◆ **THE EXERCISE**
In the entries below, identify every line with the string "şaşkın" and copy it.

◆ **RECORDS FOR THE TASK**
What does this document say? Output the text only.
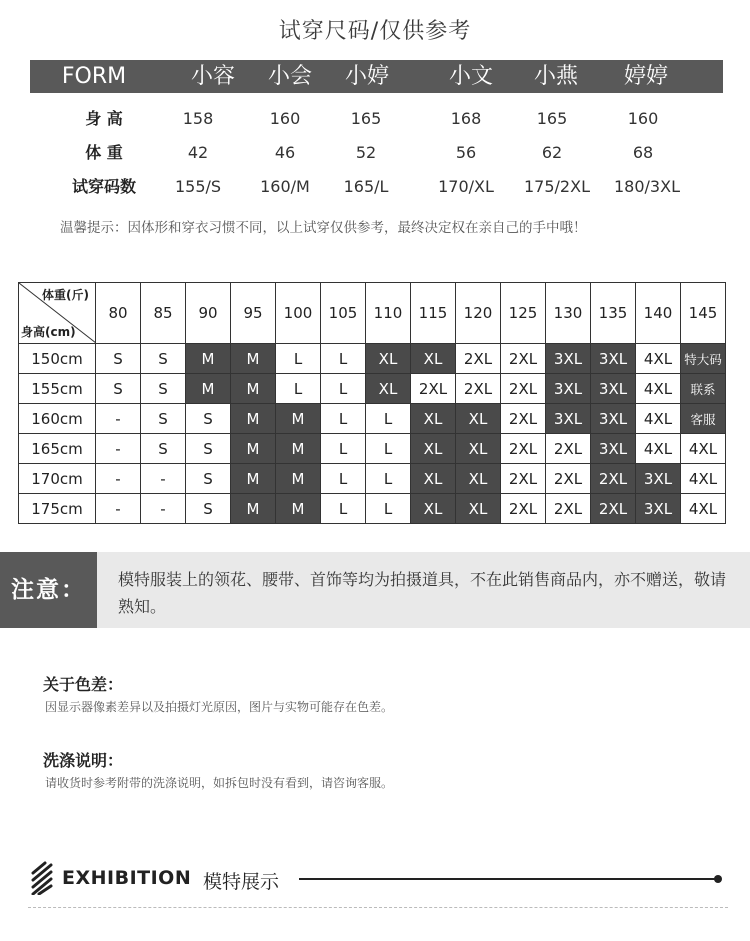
试穿尺码/仅供参考
FORM	小容	小会	小婷	小文	小燕	婷婷
身 高	158	160	165	168	165	160
体 重	42	46	52	56	62	68
试穿码数	155/S	160/M	165/L	170/XL	175/2XL	180/3XL
温馨提示：因体形和穿衣习惯不同，以上试穿仅供参考，最终决定权在亲自己的手中哦！
体重(斤)
身高(cm)	80	85	90	95	100	105	110	115	120	125	130	135	140	145
150cm	S	S	M	M	L	L	XL	XL	2XL	2XL	3XL	3XL	4XL	特大码
155cm	S	S	M	M	L	L	XL	2XL	2XL	2XL	3XL	3XL	4XL	联系
160cm	-	S	S	M	M	L	L	XL	XL	2XL	3XL	3XL	4XL	客服
165cm	-	S	S	M	M	L	L	XL	XL	2XL	2XL	3XL	4XL	4XL
170cm	-	-	S	M	M	L	L	XL	XL	2XL	2XL	2XL	3XL	4XL
175cm	-	-	S	M	M	L	L	XL	XL	2XL	2XL	2XL	3XL	4XL
注意：	模特服装上的领花、腰带、首饰等均为拍摄道具，不在此销售商品内，亦不赠送，敬请熟知。
关于色差：
因显示器像素差异以及拍摄灯光原因，图片与实物可能存在色差。
洗涤说明：
请收货时参考附带的洗涤说明，如拆包时没有看到，请咨询客服。
EXHIBITION 模特展示
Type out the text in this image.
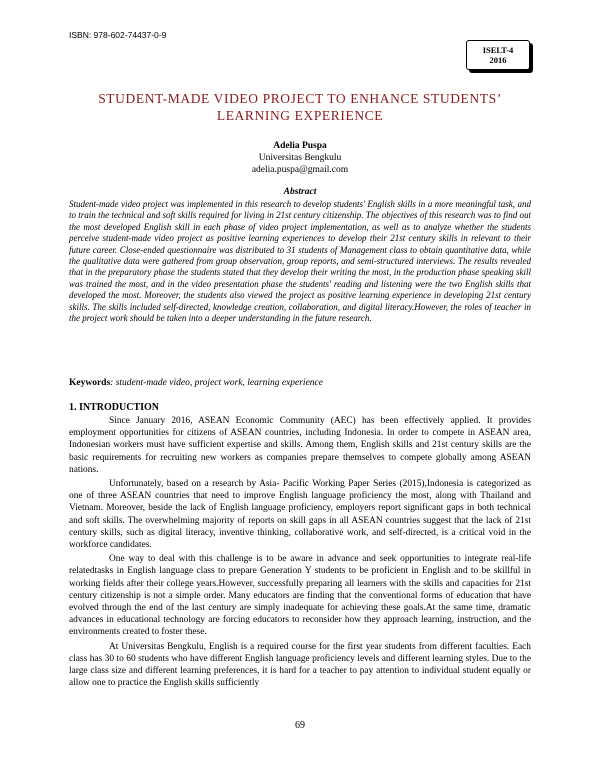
ISBN: 978-602-74437-0-9
ISELT-4
2016
STUDENT-MADE VIDEO PROJECT TO ENHANCE STUDENTS’
LEARNING EXPERIENCE
Adelia Puspa
Universitas Bengkulu
adelia.puspa@gmail.com
Abstract

Student-made video project was implemented in this research to develop students' English skills in a more meaningful task, and to train the technical and soft skills required for living in 21st century citizenship. The objectives of this research was to find out the most developed English skill in each phase of video project implementation, as well as to analyze whether the students perceive student-made video project as positive learning experiences to develop their 21st century skills in relevant to their future career. Close-ended questionnaire was distributed to 31 students of Management class to obtain quantitative data, while the qualitative data were gathered from group observation, group reports, and semi-structured interviews. The results revealed that in the preparatory phase the students stated that they develop their writing the most, in the production phase speaking skill was trained the most, and in the video presentation phase the students' reading and listening were the two English skills that developed the most. Moreover, the students also viewed the project as positive learning experience in developing 21st century skills. The skills included self-directed, knowledge creation, collaboration, and digital literacy.However, the roles of teacher in the project work should be taken into a deeper understanding in the future research.

Keywords: student-made video, project work, learning experience

1. INTRODUCTION

Since January 2016, ASEAN Economic Community (AEC) has been effectively applied. It provides employment opportunities for citizens of ASEAN countries, including Indonesia. In order to compete in ASEAN area, Indonesian workers must have sufficient expertise and skills. Among them, English skills and 21st century skills are the basic requirements for recruiting new workers as companies prepare themselves to compete globally among ASEAN nations.

Unfortunately, based on a research by Asia- Pacific Working Paper Series (2015),Indonesia is categorized as one of three ASEAN countries that need to improve English language proficiency the most, along with Thailand and Vietnam. Moreover, beside the lack of English language proficiency, employers report significant gaps in both technical and soft skills. The overwhelming majority of reports on skill gaps in all ASEAN countries suggest that the lack of 21st century skills, such as digital literacy, inventive thinking, collaborative work, and self-directed, is a critical void in the workforce candidates.

One way to deal with this challenge is to be aware in advance and seek opportunities to integrate real-life relatedtasks in English language class to prepare Generation Y students to be proficient in English and to be skillful in working fields after their college years.However, successfully preparing all learners with the skills and capacities for 21st century citizenship is not a simple order. Many educators are finding that the conventional forms of education that have evolved through the end of the last century are simply inadequate for achieving these goals.At the same time, dramatic advances in educational technology are forcing educators to reconsider how they approach learning, instruction, and the environments created to foster these.

At Universitas Bengkulu, English is a required course for the first year students from different faculties. Each class has 30 to 60 students who have different English language proficiency levels and different learning styles. Due to the large class size and different learning preferences, it is hard for a teacher to pay attention to individual student equally or allow one to practice the English skills sufficiently

69
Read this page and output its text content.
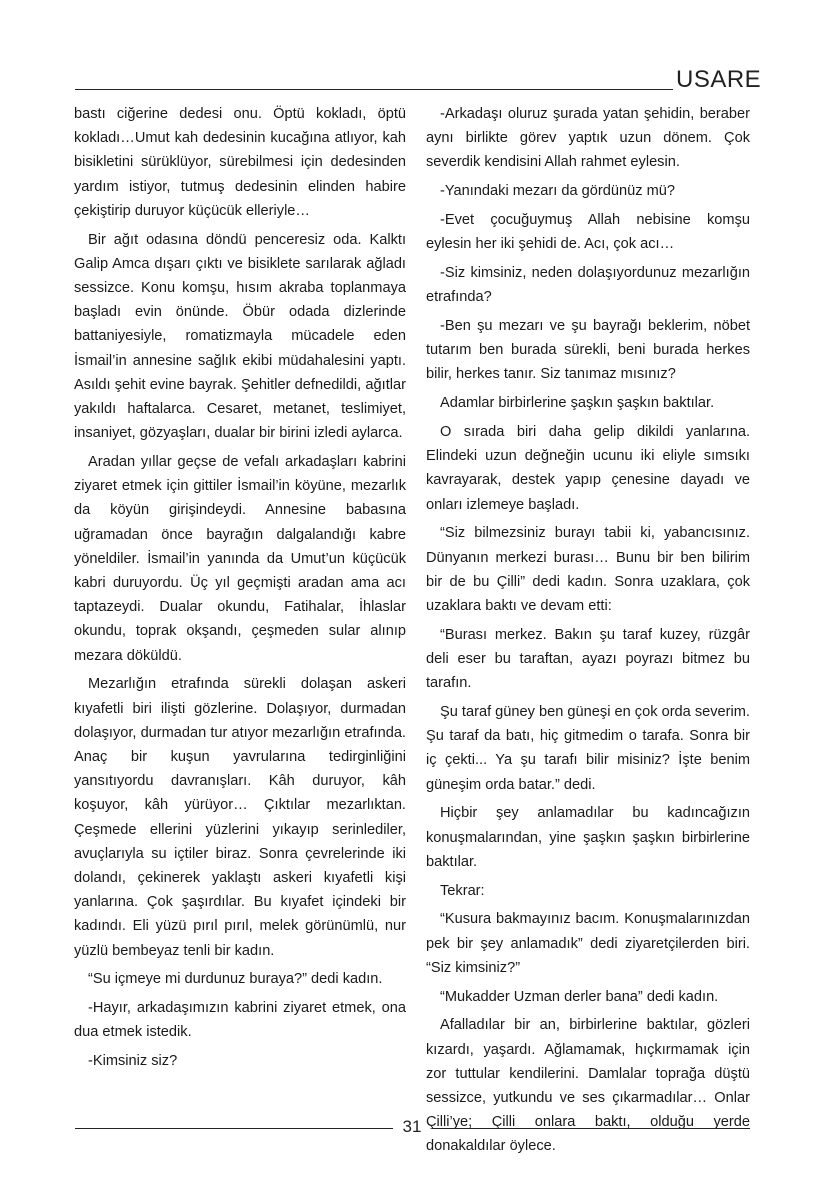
USARE

bastı ciğerine dedesi onu. Öptü kokladı, öptü kokladı…Umut kah dedesinin kucağına atlıyor, kah bisikletini sürüklüyor, sürebilmesi için dedesinden yardım istiyor, tutmuş dedesinin elinden habire çekiştirip duruyor küçücük elleriyle…

Bir ağıt odasına döndü penceresiz oda. Kalktı Galip Amca dışarı çıktı ve bisiklete sarılarak ağladı sessizce. Konu komşu, hısım akraba toplanmaya başladı evin önünde. Öbür odada dizlerinde battaniyesiyle, romatizmayla mücadele eden İsmail’in annesine sağlık ekibi müdahalesini yaptı. Asıldı şehit evine bayrak. Şehitler defnedildi, ağıtlar yakıldı haftalarca. Cesaret, metanet, teslimiyet, insaniyet, gözyaşları, dualar bir birini izledi aylarca.

Aradan yıllar geçse de vefalı arkadaşları kabrini ziyaret etmek için gittiler İsmail’in köyüne, mezarlık da köyün girişindeydi. Annesine babasına uğramadan önce bayrağın dalgalandığı kabre yöneldiler. İsmail’in yanında da Umut’un küçücük kabri duruyordu. Üç yıl geçmişti aradan ama acı taptazeydi. Dualar okundu, Fatihalar, İhlaslar okundu, toprak okşandı, çeşmeden sular alınıp mezara döküldü.

Mezarlığın etrafında sürekli dolaşan askeri kıyafetli biri ilişti gözlerine. Dolaşıyor, durmadan dolaşıyor, durmadan tur atıyor mezarlığın etrafında. Anaç bir kuşun yavrularına tedirginliğini yansıtıyordu davranışları. Kâh duruyor, kâh koşuyor, kâh yürüyor… Çıktılar mezarlıktan. Çeşmede ellerini yüzlerini yıkayıp serinlediler, avuçlarıyla su içtiler biraz. Sonra çevrelerinde iki dolandı, çekinerek yaklaştı askeri kıyafetli kişi yanlarına. Çok şaşırdılar. Bu kıyafet içindeki bir kadındı. Eli yüzü pırıl pırıl, melek görünümlü, nur yüzlü bembeyaz tenli bir kadın.

“Su içmeye mi durdunuz buraya?” dedi kadın.

-Hayır, arkadaşımızın kabrini ziyaret etmek, ona dua etmek istedik.

-Kimsiniz siz?

-Arkadaşı oluruz şurada yatan şehidin, beraber aynı birlikte görev yaptık uzun dönem. Çok severdik kendisini Allah rahmet eylesin.

-Yanındaki mezarı da gördünüz mü?

-Evet çocuğuymuş Allah nebisine komşu eylesin her iki şehidi de. Acı, çok acı…

-Siz kimsiniz, neden dolaşıyordunuz mezarlığın etrafında?

-Ben şu mezarı ve şu bayrağı beklerim, nöbet tutarım ben burada sürekli, beni burada herkes bilir, herkes tanır. Siz tanımaz mısınız?

Adamlar birbirlerine şaşkın şaşkın baktılar.

O sırada biri daha gelip dikildi yanlarına. Elindeki uzun değneğin ucunu iki eliyle sımsıkı kavrayarak, destek yapıp çenesine dayadı ve onları izlemeye başladı.

“Siz bilmezsiniz burayı tabii ki, yabancısınız. Dünyanın merkezi burası… Bunu bir ben bilirim bir de bu Çilli” dedi kadın. Sonra uzaklara, çok uzaklara baktı ve devam etti:

“Burası merkez. Bakın şu taraf kuzey, rüzgâr deli eser bu taraftan, ayazı poyrazı bitmez bu tarafın.

Şu taraf güney ben güneşi en çok orda severim. Şu taraf da batı, hiç gitmedim o tarafa. Sonra bir iç çekti... Ya şu tarafı bilir misiniz? İşte benim güneşim orda batar.” dedi.

Hiçbir şey anlamadılar bu kadıncağızın konuşmalarından, yine şaşkın şaşkın birbirlerine baktılar.

Tekrar:

“Kusura bakmayınız bacım. Konuşmalarınızdan pek bir şey anlamadık” dedi ziyaretçilerden biri. “Siz kimsiniz?”

“Mukadder Uzman derler bana” dedi kadın.

Afalladılar bir an, birbirlerine baktılar, gözleri kızardı, yaşardı. Ağlamamak, hıçkırmamak için zor tuttular kendilerini. Damlalar toprağa düştü sessizce, yutkundu ve ses çıkarmadılar… Onlar Çilli’ye; Çilli onlara baktı, olduğu yerde donakaldılar öylece.

31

◆ **EXPECTED ANSWER**
Adamlar birbirlerine şaşkın şaşkın baktılar.
Hiçbir şey anlamadılar bu kadıncağızın konuşmalarından, yine şaşkın şaşkın birbirlerine baktılar.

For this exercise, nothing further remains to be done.